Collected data

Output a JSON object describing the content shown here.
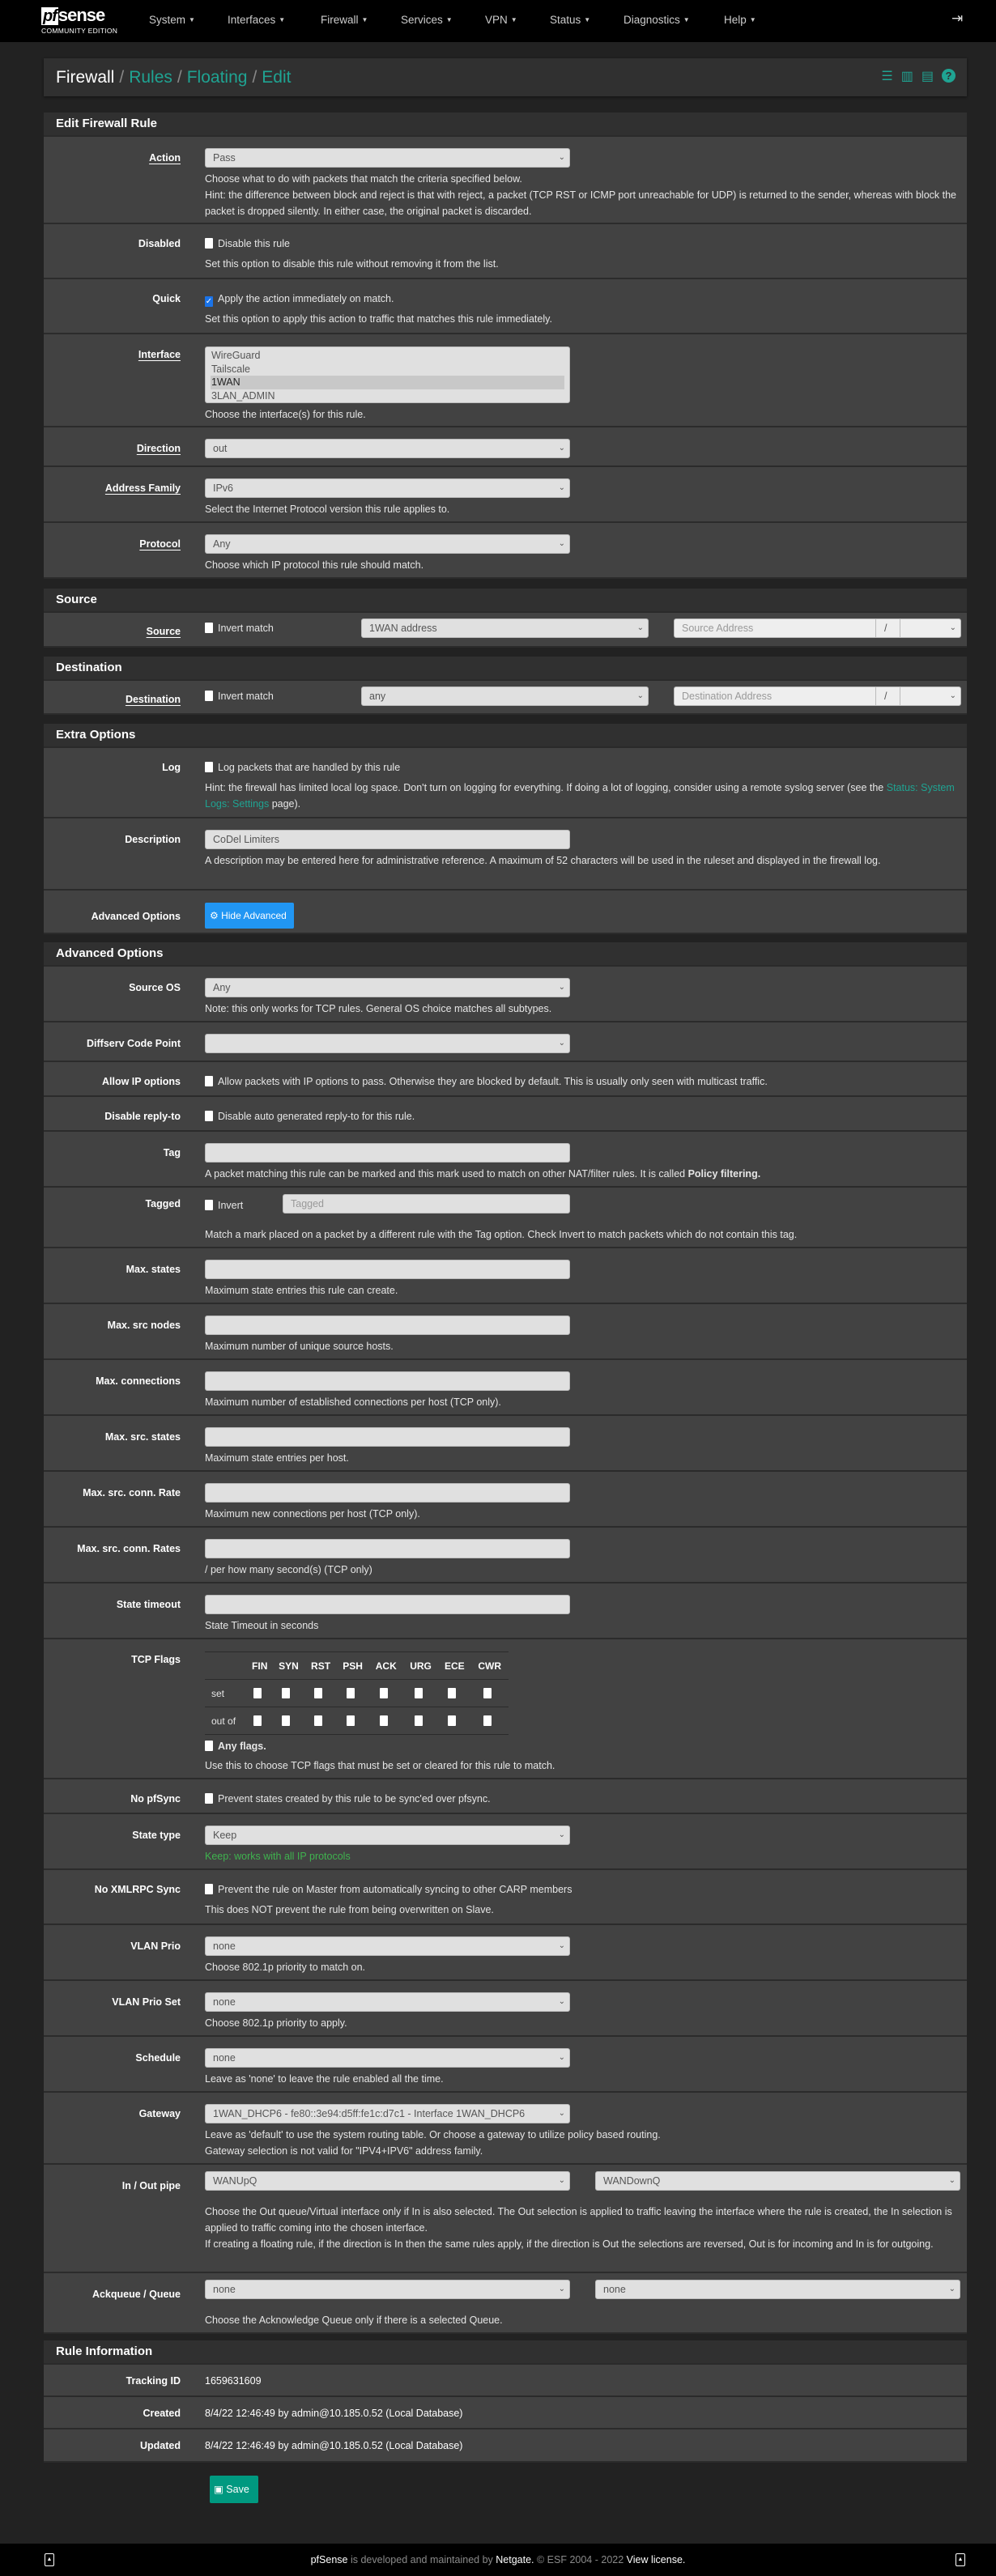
{
  "nav": {
    "logo_text": "pfsense",
    "logo_sub": "COMMUNITY EDITION",
    "items": [
      "System",
      "Interfaces",
      "Firewall",
      "Services",
      "VPN",
      "Status",
      "Diagnostics",
      "Help"
    ],
    "logout_icon": "sign-out-icon"
  },
  "breadcrumb": {
    "root": "Firewall",
    "links": [
      "Rules",
      "Floating",
      "Edit"
    ],
    "icons": [
      "sliders-icon",
      "bar-chart-icon",
      "list-icon",
      "help-icon"
    ]
  },
  "sections": [
    {
      "title": "Edit Firewall Rule",
      "rows": [
        {
          "type": "select",
          "label": "Action",
          "link": true,
          "value": "Pass",
          "help": [
            "Choose what to do with packets that match the criteria specified below.",
            [
              [
                "Hint: the difference between block and reject is that with reject, a packet (TCP RST or ICMP port unreachable for UDP) is returned to the sender, whereas with block the packet is dropped silently. In either case, the original packet is discarded."
              ]
            ]
          ]
        },
        {
          "type": "checkbox",
          "label": "Disabled",
          "checked": false,
          "text": "Disable this rule",
          "help": [
            "Set this option to disable this rule without removing it from the list."
          ]
        },
        {
          "type": "checkbox",
          "label": "Quick",
          "checked": true,
          "text": "Apply the action immediately on match.",
          "help": [
            "Set this option to apply this action to traffic that matches this rule immediately."
          ]
        },
        {
          "type": "multiselect",
          "label": "Interface",
          "link": true,
          "options": [
            "WireGuard",
            "Tailscale",
            "1WAN",
            "3LAN_ADMIN"
          ],
          "selected": "1WAN",
          "help": [
            "Choose the interface(s) for this rule."
          ]
        },
        {
          "type": "select",
          "label": "Direction",
          "link": true,
          "value": "out",
          "help": []
        },
        {
          "type": "select",
          "label": "Address Family",
          "link": true,
          "value": "IPv6",
          "help": [
            "Select the Internet Protocol version this rule applies to."
          ]
        },
        {
          "type": "select",
          "label": "Protocol",
          "link": true,
          "value": "Any",
          "help": [
            "Choose which IP protocol this rule should match."
          ]
        }
      ]
    },
    {
      "title": "Source",
      "rows": [
        {
          "type": "address",
          "label": "Source",
          "link": true,
          "invert_text": "Invert match",
          "value": "1WAN address",
          "placeholder": "Source Address",
          "slash": "/",
          "mask": ""
        }
      ]
    },
    {
      "title": "Destination",
      "rows": [
        {
          "type": "address",
          "label": "Destination",
          "link": true,
          "invert_text": "Invert match",
          "value": "any",
          "placeholder": "Destination Address",
          "slash": "/",
          "mask": ""
        }
      ]
    },
    {
      "title": "Extra Options",
      "rows": [
        {
          "type": "checkbox",
          "label": "Log",
          "checked": false,
          "text": "Log packets that are handled by this rule",
          "help": [
            [
              [
                "Hint: the firewall has limited local log space. Don't turn on logging for everything. If doing a lot of logging, consider using a remote syslog server (see the "
              ],
              [
                "Status: System Logs: Settings",
                "lk"
              ],
              [
                " page)."
              ]
            ]
          ]
        },
        {
          "type": "input",
          "label": "Description",
          "value": "CoDel Limiters",
          "placeholder": "",
          "help": [
            "A description may be entered here for administrative reference. A maximum of 52 characters will be used in the ruleset and displayed in the firewall log."
          ]
        },
        {
          "type": "button",
          "label": "Advanced Options",
          "text": "Hide Advanced",
          "icon": "gear-icon"
        }
      ]
    },
    {
      "title": "Advanced Options",
      "rows": [
        {
          "type": "select",
          "label": "Source OS",
          "value": "Any",
          "help": [
            "Note: this only works for TCP rules. General OS choice matches all subtypes."
          ]
        },
        {
          "type": "select",
          "label": "Diffserv Code Point",
          "value": "",
          "help": []
        },
        {
          "type": "checkbox",
          "label": "Allow IP options",
          "checked": false,
          "text": "Allow packets with IP options to pass. Otherwise they are blocked by default. This is usually only seen with multicast traffic.",
          "help": []
        },
        {
          "type": "checkbox",
          "label": "Disable reply-to",
          "checked": false,
          "text": "Disable auto generated reply-to for this rule.",
          "help": []
        },
        {
          "type": "input",
          "label": "Tag",
          "value": "",
          "placeholder": "",
          "help": [
            [
              [
                "A packet matching this rule can be marked and this mark used to match on other NAT/filter rules. It is called "
              ],
              [
                "Policy filtering.",
                "b"
              ]
            ]
          ]
        },
        {
          "type": "tagged",
          "label": "Tagged",
          "checked": false,
          "text": "Invert",
          "placeholder": "Tagged",
          "help": [
            "Match a mark placed on a packet by a different rule with the Tag option. Check Invert to match packets which do not contain this tag."
          ]
        },
        {
          "type": "input",
          "label": "Max. states",
          "value": "",
          "placeholder": "",
          "help": [
            "Maximum state entries this rule can create."
          ]
        },
        {
          "type": "input",
          "label": "Max. src nodes",
          "value": "",
          "placeholder": "",
          "help": [
            "Maximum number of unique source hosts."
          ]
        },
        {
          "type": "input",
          "label": "Max. connections",
          "value": "",
          "placeholder": "",
          "help": [
            "Maximum number of established connections per host (TCP only)."
          ]
        },
        {
          "type": "input",
          "label": "Max. src. states",
          "value": "",
          "placeholder": "",
          "help": [
            "Maximum state entries per host."
          ]
        },
        {
          "type": "input",
          "label": "Max. src. conn. Rate",
          "value": "",
          "placeholder": "",
          "help": [
            "Maximum new connections per host (TCP only)."
          ]
        },
        {
          "type": "input",
          "label": "Max. src. conn. Rates",
          "value": "",
          "placeholder": "",
          "help": [
            "/ per how many second(s) (TCP only)"
          ]
        },
        {
          "type": "input",
          "label": "State timeout",
          "value": "",
          "placeholder": "",
          "help": [
            "State Timeout in seconds"
          ]
        },
        {
          "type": "tcpflags",
          "label": "TCP Flags",
          "flags": [
            "FIN",
            "SYN",
            "RST",
            "PSH",
            "ACK",
            "URG",
            "ECE",
            "CWR"
          ],
          "row_labels": [
            "set",
            "out of"
          ],
          "any_text": "Any flags.",
          "any_checked": false,
          "help": [
            "Use this to choose TCP flags that must be set or cleared for this rule to match."
          ]
        },
        {
          "type": "checkbox",
          "label": "No pfSync",
          "checked": false,
          "text": "Prevent states created by this rule to be sync'ed over pfsync.",
          "help": []
        },
        {
          "type": "select",
          "label": "State type",
          "value": "Keep",
          "help": [
            [
              [
                "Keep: works with all IP protocols",
                "green"
              ]
            ]
          ]
        },
        {
          "type": "checkbox",
          "label": "No XMLRPC Sync",
          "checked": false,
          "text": "Prevent the rule on Master from automatically syncing to other CARP members",
          "help": [
            "This does NOT prevent the rule from being overwritten on Slave."
          ]
        },
        {
          "type": "select",
          "label": "VLAN Prio",
          "value": "none",
          "help": [
            "Choose 802.1p priority to match on."
          ]
        },
        {
          "type": "select",
          "label": "VLAN Prio Set",
          "value": "none",
          "help": [
            "Choose 802.1p priority to apply."
          ]
        },
        {
          "type": "select",
          "label": "Schedule",
          "value": "none",
          "help": [
            "Leave as 'none' to leave the rule enabled all the time."
          ]
        },
        {
          "type": "select",
          "label": "Gateway",
          "value": "1WAN_DHCP6 - fe80::3e94:d5ff:fe1c:d7c1 - Interface 1WAN_DHCP6",
          "help": [
            "Leave as 'default' to use the system routing table. Or choose a gateway to utilize policy based routing.",
            "Gateway selection is not valid for \"IPV4+IPV6\" address family."
          ]
        },
        {
          "type": "dualselect",
          "label": "In / Out pipe",
          "values": [
            "WANUpQ",
            "WANDownQ"
          ],
          "help": [
            "Choose the Out queue/Virtual interface only if In is also selected. The Out selection is applied to traffic leaving the interface where the rule is created, the In selection is applied to traffic coming into the chosen interface.",
            "If creating a floating rule, if the direction is In then the same rules apply, if the direction is Out the selections are reversed, Out is for incoming and In is for outgoing."
          ]
        },
        {
          "type": "dualselect",
          "label": "Ackqueue / Queue",
          "values": [
            "none",
            "none"
          ],
          "help": [
            "Choose the Acknowledge Queue only if there is a selected Queue."
          ]
        }
      ]
    },
    {
      "title": "Rule Information",
      "rows": [
        {
          "type": "info",
          "label": "Tracking ID",
          "value": "1659631609"
        },
        {
          "type": "info",
          "label": "Created",
          "value": "8/4/22 12:46:49 by admin@10.185.0.52 (Local Database)"
        },
        {
          "type": "info",
          "label": "Updated",
          "value": "8/4/22 12:46:49 by admin@10.185.0.52 (Local Database)"
        }
      ]
    }
  ],
  "save": {
    "label": "Save",
    "icon": "save-icon"
  },
  "footer": {
    "brand": "pfSense",
    "text": " is developed and maintained by ",
    "company": "Netgate.",
    "copyright": " © ESF 2004 - 2022 ",
    "license": "View license.",
    "icons": [
      "scroll-top-icon",
      "scroll-top-icon"
    ]
  },
  "colors": {
    "accent": "#1fa392",
    "button_blue": "#2196f3",
    "save_green": "#009980",
    "checkbox_checked": "#1a73e8",
    "panel": "#424242",
    "panel_header": "#303030",
    "page": "#222222"
  }
}
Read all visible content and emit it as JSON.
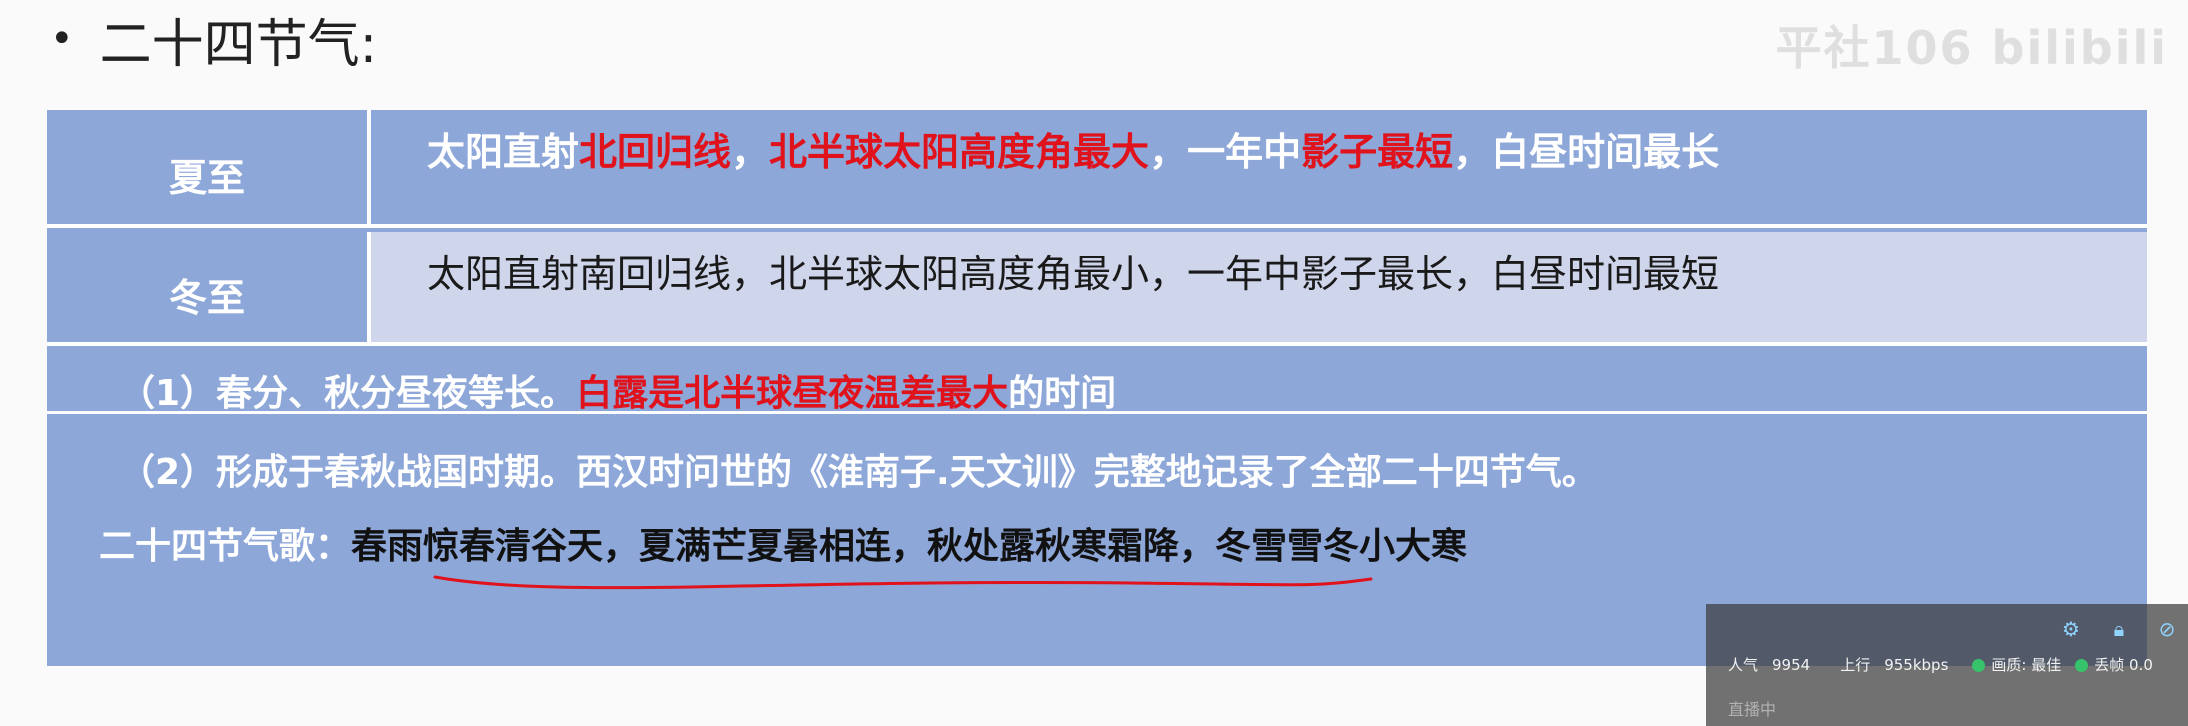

-- Set task --
Tally the lines in this data that hold the word "reply" and state only the count.

-- Result of the exercise --
2